-- Material supplied start --
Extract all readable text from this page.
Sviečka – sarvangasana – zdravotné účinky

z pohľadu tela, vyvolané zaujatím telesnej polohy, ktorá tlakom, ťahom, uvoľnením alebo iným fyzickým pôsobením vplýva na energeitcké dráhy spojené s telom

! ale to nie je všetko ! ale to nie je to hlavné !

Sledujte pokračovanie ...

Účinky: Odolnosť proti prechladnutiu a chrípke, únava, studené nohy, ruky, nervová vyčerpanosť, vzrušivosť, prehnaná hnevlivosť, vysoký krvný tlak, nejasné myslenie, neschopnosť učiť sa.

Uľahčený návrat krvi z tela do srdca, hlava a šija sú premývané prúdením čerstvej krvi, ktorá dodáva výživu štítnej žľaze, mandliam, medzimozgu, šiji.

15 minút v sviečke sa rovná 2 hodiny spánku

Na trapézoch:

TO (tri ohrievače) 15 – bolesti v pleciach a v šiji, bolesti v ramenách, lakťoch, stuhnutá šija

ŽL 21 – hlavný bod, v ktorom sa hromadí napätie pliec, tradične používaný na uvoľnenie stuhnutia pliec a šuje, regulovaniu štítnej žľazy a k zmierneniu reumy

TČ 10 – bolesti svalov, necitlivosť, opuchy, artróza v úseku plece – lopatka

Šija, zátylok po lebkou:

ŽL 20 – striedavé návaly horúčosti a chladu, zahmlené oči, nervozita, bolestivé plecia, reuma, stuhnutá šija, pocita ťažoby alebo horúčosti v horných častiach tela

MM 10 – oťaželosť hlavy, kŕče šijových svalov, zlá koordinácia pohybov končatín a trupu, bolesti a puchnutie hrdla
-- Material supplied end --
__Exercise objective__: Extract from the data every line where "svalov" shows up.

__Solved exercise__:
TČ 10 – bolesti svalov, necitlivosť, opuchy, artróza v úseku plece – lopatka
MM 10 – oťaželosť hlavy, kŕče šijových svalov, zlá koordinácia pohybov končatín a trupu, bolesti a puchnutie hrdla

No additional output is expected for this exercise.